▶ [Reading text]
:::
While rarely made so explicit, a certain messianic utopianism does pervade much of the psychedelic research community. Glorifying psychedelics’ benefits and rendering innocuous their adverse effects therefore may explain the Hopkins group’s recent publication of a paper suggesting rescheduling psychedelics into Schedule IV—the most liberal recommendation yet to appear. The most well-known Schedule IV drugs are the benzodiazepines, which include drugs such as Valium. Equating their risks and benefits with those of the psychedelics is clinically untenable and borders on the unethical.
Moreover, veterinarians, nurse practitioners, physicians’ assistants, dentists, orthopedists and, in some states, psychologists, can prescribe Schedule II–V drugs. Making psychedelics readily available through these practitioners is not in the public interest.
We are only now just beginning to understand how psychedelics work. Their extraordinarily potent effects on suggestibility is an area that most likely will help us understand their nearly panacea-like properties. A case in point is how Charles Manson used LSD to cement the pre-existing sociopathic beliefs and goals of his followers in much the same way that psilocybin enhances the meaning of a different set of likewise pre-existing beliefs and goals in those seeking more benign outcomes.
:::
▶ [Dataset records]

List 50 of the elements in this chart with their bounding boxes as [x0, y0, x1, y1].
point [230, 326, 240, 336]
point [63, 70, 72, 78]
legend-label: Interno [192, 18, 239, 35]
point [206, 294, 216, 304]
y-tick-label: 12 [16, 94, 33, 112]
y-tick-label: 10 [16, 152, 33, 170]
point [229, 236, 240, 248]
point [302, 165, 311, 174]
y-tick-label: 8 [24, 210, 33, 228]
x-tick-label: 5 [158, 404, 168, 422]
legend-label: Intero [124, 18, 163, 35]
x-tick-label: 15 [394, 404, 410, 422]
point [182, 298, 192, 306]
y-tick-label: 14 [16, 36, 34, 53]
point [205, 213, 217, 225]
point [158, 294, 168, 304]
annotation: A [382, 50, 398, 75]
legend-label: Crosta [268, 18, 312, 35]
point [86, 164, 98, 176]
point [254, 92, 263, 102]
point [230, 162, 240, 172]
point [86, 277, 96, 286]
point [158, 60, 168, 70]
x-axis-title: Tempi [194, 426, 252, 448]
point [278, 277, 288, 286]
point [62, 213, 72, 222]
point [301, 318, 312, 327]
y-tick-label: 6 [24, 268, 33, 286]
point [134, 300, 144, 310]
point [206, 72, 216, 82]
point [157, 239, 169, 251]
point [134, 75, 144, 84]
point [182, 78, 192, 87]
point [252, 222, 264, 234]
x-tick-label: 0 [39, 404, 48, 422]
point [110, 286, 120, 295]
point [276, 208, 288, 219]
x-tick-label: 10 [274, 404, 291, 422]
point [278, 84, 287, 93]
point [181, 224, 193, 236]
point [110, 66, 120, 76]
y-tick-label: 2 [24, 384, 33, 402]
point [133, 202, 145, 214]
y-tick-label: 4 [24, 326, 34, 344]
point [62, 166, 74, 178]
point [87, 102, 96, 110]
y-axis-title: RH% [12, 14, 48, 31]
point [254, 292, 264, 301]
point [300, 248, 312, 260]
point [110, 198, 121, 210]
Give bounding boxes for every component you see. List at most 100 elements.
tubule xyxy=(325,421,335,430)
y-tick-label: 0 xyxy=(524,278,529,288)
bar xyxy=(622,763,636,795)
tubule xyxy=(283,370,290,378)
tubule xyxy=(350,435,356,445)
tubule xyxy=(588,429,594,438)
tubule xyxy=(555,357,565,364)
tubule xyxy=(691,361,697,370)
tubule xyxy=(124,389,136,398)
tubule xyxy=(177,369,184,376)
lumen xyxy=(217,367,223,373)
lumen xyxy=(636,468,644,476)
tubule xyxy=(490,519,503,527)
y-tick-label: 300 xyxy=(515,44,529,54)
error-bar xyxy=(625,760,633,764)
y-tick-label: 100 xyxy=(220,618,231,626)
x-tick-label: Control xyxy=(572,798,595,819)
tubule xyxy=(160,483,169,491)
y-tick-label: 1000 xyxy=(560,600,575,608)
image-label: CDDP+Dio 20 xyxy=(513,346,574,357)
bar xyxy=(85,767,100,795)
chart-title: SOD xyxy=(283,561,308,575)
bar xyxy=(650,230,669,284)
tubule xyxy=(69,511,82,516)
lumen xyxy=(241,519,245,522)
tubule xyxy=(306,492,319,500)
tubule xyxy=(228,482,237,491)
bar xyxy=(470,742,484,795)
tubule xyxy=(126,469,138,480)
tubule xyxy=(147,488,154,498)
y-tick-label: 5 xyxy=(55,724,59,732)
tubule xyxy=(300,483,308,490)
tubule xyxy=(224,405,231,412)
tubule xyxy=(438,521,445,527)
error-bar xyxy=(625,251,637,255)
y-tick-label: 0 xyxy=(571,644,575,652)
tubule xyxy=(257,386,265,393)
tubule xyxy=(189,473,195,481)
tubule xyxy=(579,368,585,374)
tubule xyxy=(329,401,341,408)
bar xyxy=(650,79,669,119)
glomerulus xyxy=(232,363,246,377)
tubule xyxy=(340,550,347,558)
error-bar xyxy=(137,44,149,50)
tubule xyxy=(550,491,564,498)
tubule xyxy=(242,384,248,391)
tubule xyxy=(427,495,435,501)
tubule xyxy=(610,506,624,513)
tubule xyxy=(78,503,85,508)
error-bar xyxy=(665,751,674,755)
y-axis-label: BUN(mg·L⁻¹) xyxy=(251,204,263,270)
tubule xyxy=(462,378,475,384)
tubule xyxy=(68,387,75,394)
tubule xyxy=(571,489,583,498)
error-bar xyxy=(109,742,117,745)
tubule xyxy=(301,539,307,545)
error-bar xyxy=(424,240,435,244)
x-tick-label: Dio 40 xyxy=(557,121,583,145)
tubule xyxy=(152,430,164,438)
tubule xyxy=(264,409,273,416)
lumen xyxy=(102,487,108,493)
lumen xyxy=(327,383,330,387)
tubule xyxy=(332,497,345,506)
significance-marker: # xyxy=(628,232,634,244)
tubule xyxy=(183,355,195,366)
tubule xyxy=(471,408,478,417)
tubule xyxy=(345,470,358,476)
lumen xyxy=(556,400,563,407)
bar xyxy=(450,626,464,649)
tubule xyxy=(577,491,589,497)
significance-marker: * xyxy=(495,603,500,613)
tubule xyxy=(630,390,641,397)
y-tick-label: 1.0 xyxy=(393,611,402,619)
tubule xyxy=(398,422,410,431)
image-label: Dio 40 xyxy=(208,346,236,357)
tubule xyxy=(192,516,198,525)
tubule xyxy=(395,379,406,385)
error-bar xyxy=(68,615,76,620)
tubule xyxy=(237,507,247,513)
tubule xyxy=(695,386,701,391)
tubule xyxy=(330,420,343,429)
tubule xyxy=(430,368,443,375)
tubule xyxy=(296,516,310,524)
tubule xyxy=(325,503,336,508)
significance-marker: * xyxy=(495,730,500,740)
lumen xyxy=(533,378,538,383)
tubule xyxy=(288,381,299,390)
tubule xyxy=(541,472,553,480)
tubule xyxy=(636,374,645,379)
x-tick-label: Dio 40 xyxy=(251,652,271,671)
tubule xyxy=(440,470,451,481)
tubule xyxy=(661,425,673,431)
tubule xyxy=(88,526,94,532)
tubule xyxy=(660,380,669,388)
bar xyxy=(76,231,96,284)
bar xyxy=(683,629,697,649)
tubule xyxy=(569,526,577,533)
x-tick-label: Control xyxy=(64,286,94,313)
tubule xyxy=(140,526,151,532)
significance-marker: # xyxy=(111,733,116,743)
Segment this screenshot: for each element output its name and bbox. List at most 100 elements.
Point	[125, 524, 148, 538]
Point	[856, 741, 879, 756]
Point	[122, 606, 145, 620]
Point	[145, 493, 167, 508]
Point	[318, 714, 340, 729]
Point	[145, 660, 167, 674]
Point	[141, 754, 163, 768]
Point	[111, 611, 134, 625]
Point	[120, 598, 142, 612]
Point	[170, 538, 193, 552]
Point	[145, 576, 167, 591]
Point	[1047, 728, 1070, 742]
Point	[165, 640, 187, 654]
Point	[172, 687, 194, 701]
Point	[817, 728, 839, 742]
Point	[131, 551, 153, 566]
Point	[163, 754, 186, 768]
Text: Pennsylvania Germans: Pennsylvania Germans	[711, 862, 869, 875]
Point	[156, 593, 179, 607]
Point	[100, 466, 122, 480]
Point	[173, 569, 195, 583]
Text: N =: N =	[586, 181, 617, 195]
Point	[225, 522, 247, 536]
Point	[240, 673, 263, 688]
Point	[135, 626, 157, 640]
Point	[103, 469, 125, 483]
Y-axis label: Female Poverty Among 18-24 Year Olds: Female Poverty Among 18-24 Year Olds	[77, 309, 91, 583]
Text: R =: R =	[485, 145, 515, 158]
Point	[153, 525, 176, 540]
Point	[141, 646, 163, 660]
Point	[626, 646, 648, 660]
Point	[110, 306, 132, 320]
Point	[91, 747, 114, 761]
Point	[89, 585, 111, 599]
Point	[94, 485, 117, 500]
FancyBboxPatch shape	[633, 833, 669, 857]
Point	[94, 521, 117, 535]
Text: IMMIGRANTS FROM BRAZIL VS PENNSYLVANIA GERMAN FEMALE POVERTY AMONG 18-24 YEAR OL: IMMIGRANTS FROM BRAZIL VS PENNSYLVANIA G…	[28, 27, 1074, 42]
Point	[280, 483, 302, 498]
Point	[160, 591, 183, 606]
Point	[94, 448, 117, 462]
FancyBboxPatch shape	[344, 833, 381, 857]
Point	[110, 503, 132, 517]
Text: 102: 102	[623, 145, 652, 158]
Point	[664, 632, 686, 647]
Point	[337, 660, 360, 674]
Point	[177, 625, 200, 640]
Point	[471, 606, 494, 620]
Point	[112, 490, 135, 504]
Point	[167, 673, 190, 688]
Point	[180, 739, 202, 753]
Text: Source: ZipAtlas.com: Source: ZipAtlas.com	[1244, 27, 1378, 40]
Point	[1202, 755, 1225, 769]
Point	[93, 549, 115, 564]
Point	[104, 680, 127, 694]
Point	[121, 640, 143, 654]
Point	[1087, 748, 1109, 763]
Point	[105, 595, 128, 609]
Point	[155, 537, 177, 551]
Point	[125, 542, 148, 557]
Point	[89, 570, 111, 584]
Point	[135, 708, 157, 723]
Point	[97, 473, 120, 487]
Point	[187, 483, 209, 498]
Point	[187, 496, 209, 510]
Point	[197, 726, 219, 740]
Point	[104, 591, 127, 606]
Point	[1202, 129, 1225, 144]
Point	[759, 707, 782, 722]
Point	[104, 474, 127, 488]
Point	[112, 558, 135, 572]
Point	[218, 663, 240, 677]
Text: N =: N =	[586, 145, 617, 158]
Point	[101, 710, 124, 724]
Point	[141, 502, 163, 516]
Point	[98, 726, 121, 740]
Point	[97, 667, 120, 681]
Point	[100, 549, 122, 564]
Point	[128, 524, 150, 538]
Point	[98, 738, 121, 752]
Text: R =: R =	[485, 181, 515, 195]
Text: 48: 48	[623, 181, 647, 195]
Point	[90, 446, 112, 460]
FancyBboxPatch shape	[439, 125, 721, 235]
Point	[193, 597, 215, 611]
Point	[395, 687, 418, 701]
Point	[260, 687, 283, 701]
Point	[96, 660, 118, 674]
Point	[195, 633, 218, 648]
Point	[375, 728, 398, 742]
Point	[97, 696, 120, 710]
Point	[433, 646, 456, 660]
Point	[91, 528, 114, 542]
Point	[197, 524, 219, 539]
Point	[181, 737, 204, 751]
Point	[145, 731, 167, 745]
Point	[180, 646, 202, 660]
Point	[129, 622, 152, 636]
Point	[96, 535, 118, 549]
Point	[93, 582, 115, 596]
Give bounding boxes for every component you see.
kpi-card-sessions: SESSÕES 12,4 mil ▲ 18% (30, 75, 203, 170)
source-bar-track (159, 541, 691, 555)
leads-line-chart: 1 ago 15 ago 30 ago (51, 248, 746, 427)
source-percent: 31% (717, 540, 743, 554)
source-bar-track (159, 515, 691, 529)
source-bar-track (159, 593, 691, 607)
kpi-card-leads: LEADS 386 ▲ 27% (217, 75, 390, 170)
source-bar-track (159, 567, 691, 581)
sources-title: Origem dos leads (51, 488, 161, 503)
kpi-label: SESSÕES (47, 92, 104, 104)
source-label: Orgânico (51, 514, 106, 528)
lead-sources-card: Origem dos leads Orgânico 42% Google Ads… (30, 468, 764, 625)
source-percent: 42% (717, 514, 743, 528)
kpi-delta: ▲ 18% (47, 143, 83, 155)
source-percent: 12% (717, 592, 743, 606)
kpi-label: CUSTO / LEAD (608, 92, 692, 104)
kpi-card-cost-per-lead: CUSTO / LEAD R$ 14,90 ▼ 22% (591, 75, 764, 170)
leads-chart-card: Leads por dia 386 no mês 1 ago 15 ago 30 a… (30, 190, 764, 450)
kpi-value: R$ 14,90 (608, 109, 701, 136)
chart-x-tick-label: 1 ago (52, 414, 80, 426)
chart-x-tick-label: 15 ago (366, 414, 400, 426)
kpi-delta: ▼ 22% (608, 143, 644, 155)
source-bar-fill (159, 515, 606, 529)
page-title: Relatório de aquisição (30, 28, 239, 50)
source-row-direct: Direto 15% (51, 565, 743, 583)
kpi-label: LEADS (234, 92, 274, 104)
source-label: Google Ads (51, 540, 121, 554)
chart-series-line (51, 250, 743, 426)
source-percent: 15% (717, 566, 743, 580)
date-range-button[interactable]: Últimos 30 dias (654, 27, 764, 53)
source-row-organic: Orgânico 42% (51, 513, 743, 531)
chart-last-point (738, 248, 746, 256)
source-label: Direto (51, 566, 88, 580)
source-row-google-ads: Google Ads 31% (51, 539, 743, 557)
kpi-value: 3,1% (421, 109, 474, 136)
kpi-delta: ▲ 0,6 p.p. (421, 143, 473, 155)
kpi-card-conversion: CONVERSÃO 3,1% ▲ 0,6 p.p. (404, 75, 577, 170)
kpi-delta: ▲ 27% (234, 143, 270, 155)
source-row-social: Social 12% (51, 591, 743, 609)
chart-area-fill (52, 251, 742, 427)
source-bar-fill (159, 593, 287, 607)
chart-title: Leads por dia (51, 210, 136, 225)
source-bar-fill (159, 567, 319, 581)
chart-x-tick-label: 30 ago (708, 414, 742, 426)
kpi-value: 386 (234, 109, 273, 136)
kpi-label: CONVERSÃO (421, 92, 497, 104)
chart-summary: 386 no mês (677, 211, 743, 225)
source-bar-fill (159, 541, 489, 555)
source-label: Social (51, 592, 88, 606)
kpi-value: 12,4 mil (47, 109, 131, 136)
:::
▶ [Exercise] Reproduce word for word the portion of the passage on psychedelic research that opens with "Moreover, veterinarians, nurse" and closes with "the public interest.".

▶ [Solution]
Moreover, veterinarians, nurse practitioners, physicians’ assistants, dentists, orthopedists and, in some states, psychologists, can prescribe Schedule II–V drugs. Making psychedelics readily available through these practitioners is not in the public interest.